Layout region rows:
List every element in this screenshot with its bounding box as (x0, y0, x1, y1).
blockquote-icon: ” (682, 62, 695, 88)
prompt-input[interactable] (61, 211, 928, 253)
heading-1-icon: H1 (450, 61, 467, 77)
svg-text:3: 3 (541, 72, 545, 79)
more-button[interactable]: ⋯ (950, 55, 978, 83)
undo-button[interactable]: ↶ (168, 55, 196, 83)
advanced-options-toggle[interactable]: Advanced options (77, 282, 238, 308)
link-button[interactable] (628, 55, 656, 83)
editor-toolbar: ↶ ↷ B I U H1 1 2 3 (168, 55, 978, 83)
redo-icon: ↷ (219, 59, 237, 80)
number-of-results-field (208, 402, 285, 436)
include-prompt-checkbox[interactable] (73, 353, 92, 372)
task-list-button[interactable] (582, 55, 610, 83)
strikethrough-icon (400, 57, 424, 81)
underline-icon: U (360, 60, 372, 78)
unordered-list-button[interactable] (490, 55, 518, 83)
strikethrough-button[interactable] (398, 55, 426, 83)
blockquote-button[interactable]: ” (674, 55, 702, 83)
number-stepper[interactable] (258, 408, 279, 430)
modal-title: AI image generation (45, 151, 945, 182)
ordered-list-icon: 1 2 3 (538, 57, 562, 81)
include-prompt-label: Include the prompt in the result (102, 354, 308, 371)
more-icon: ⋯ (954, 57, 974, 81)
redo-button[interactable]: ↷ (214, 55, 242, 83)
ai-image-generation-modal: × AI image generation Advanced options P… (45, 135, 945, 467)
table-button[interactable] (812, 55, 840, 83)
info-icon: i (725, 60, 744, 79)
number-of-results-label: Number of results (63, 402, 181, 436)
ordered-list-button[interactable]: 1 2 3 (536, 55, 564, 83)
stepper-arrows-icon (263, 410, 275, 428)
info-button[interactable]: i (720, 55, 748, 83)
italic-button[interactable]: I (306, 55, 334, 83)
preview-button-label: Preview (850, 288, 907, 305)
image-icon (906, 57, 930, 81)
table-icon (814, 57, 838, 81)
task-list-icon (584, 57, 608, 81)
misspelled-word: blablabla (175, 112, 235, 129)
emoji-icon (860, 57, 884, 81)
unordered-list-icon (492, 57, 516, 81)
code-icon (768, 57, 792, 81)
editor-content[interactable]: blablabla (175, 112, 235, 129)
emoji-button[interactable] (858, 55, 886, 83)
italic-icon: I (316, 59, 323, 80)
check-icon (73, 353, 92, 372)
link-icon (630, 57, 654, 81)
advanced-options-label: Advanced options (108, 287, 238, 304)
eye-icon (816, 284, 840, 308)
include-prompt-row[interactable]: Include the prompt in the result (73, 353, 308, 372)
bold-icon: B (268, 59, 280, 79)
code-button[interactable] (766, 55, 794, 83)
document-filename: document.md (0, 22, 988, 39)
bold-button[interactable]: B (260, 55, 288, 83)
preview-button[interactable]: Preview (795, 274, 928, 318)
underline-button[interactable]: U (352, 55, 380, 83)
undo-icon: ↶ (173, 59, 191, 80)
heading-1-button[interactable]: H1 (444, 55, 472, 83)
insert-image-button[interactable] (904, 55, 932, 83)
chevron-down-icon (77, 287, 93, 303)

### [OBJECTIVE]
Copy out each of the rows above word for word, from first to last.

### [ANSWER TO THE TASK]
List every element in this screenshot with its bounding box as (x0, y0, x1, y1).
blockquote-icon: ” (682, 62, 695, 88)
prompt-input[interactable] (61, 211, 928, 253)
heading-1-icon: H1 (450, 61, 467, 77)
svg-text:3: 3 (541, 72, 545, 79)
more-button[interactable]: ⋯ (950, 55, 978, 83)
undo-button[interactable]: ↶ (168, 55, 196, 83)
advanced-options-toggle[interactable]: Advanced options (77, 282, 238, 308)
link-button[interactable] (628, 55, 656, 83)
editor-toolbar: ↶ ↷ B I U H1 1 2 3 (168, 55, 978, 83)
redo-icon: ↷ (219, 59, 237, 80)
number-of-results-field (208, 402, 285, 436)
include-prompt-checkbox[interactable] (73, 353, 92, 372)
task-list-button[interactable] (582, 55, 610, 83)
strikethrough-icon (400, 57, 424, 81)
underline-icon: U (360, 60, 372, 78)
unordered-list-button[interactable] (490, 55, 518, 83)
strikethrough-button[interactable] (398, 55, 426, 83)
blockquote-button[interactable]: ” (674, 55, 702, 83)
number-stepper[interactable] (258, 408, 279, 430)
modal-title: AI image generation (45, 151, 945, 182)
ordered-list-icon: 1 2 3 (538, 57, 562, 81)
include-prompt-label: Include the prompt in the result (102, 354, 308, 371)
more-icon: ⋯ (954, 57, 974, 81)
redo-button[interactable]: ↷ (214, 55, 242, 83)
ai-image-generation-modal: × AI image generation Advanced options P… (45, 135, 945, 467)
table-button[interactable] (812, 55, 840, 83)
info-icon: i (725, 60, 744, 79)
number-of-results-label: Number of results (63, 402, 181, 436)
ordered-list-button[interactable]: 1 2 3 (536, 55, 564, 83)
stepper-arrows-icon (263, 410, 275, 428)
info-button[interactable]: i (720, 55, 748, 83)
italic-button[interactable]: I (306, 55, 334, 83)
preview-button-label: Preview (850, 288, 907, 305)
image-icon (906, 57, 930, 81)
table-icon (814, 57, 838, 81)
task-list-icon (584, 57, 608, 81)
misspelled-word: blablabla (175, 112, 235, 129)
emoji-icon (860, 57, 884, 81)
unordered-list-icon (492, 57, 516, 81)
code-icon (768, 57, 792, 81)
editor-content[interactable]: blablabla (175, 112, 235, 129)
emoji-button[interactable] (858, 55, 886, 83)
italic-icon: I (316, 59, 323, 80)
check-icon (73, 353, 92, 372)
link-icon (630, 57, 654, 81)
advanced-options-label: Advanced options (108, 287, 238, 304)
eye-icon (816, 284, 840, 308)
include-prompt-row[interactable]: Include the prompt in the result (73, 353, 308, 372)
bold-icon: B (268, 59, 280, 79)
code-button[interactable] (766, 55, 794, 83)
document-filename: document.md (0, 22, 988, 39)
bold-button[interactable]: B (260, 55, 288, 83)
preview-button[interactable]: Preview (795, 274, 928, 318)
underline-button[interactable]: U (352, 55, 380, 83)
undo-icon: ↶ (173, 59, 191, 80)
heading-1-button[interactable]: H1 (444, 55, 472, 83)
insert-image-button[interactable] (904, 55, 932, 83)
chevron-down-icon (77, 287, 93, 303)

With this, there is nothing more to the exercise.